> [SET EXERCISE]: Spot each line that carries the word "فلما"; copy those lines.

> [INPUT]:
-*-*-

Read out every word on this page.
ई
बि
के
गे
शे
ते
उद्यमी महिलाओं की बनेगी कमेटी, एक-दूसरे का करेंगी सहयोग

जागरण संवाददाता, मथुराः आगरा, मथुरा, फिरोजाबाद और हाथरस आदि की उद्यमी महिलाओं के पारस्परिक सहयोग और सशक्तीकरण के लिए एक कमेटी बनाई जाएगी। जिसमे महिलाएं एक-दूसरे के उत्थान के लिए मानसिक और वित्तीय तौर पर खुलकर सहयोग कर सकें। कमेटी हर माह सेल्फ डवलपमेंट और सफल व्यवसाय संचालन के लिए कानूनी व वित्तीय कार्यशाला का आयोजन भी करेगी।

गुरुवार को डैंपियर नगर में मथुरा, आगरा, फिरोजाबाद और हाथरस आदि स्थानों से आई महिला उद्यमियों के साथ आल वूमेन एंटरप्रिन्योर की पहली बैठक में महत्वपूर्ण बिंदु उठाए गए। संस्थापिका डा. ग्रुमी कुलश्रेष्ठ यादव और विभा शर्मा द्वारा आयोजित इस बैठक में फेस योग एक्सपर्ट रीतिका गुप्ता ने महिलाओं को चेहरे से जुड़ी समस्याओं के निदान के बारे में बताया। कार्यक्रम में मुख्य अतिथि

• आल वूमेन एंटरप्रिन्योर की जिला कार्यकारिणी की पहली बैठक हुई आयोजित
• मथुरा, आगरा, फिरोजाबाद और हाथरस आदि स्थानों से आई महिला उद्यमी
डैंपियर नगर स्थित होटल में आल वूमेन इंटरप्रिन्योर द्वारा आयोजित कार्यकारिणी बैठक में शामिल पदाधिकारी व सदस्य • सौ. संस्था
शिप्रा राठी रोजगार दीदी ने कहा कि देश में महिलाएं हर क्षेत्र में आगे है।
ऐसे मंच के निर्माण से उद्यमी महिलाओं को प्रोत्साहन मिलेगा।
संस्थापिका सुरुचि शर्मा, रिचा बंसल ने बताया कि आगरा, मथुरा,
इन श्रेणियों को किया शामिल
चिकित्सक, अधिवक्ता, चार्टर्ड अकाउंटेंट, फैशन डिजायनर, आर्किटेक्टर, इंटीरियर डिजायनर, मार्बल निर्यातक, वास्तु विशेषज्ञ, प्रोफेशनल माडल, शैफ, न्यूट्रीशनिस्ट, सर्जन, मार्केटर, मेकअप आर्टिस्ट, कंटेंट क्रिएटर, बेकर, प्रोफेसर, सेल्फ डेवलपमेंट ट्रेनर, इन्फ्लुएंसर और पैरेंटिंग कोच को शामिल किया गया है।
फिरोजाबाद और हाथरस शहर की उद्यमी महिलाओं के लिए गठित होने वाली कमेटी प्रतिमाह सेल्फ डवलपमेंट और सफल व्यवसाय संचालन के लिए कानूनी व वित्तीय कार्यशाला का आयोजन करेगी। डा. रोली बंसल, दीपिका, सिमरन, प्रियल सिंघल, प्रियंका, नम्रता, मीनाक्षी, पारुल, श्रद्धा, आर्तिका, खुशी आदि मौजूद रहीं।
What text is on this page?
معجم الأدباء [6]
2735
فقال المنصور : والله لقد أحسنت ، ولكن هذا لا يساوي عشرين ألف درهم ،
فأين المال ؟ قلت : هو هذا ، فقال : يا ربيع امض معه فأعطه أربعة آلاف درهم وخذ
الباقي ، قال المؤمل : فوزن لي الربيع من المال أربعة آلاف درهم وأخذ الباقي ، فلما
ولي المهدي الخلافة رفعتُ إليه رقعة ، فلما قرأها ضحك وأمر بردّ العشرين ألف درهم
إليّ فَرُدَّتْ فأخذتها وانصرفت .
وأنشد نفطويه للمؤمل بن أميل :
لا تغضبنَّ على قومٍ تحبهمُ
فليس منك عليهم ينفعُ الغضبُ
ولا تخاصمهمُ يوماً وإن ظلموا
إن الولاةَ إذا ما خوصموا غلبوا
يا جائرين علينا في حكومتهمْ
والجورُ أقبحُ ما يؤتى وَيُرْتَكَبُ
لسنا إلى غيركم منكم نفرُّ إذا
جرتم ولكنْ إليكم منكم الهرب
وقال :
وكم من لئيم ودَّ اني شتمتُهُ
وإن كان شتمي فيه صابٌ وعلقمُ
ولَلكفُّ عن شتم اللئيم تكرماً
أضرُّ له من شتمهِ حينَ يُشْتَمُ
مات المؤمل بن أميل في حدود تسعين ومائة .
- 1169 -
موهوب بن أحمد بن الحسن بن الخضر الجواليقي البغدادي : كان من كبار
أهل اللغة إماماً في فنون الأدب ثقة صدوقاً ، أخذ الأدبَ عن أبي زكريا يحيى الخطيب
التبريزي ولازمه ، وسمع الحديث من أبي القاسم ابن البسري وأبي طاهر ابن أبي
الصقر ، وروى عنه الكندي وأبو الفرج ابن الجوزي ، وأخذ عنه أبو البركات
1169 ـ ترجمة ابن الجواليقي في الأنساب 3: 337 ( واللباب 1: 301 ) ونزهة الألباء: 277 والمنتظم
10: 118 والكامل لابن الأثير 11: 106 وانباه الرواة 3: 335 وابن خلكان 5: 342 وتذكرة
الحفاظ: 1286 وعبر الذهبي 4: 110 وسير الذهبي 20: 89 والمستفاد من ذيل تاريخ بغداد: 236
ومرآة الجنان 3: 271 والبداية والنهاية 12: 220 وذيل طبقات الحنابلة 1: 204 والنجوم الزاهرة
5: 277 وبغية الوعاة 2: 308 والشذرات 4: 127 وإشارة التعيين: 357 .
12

-*-*-

> [OUTPUT]:
الباقي ، قال المؤمل : فوزن لي الربيع من المال أربعة آلاف درهم وأخذ الباقي ، فلما
ولي المهدي الخلافة رفعتُ إليه رقعة ، فلما قرأها ضحك وأمر بردّ العشرين ألف درهم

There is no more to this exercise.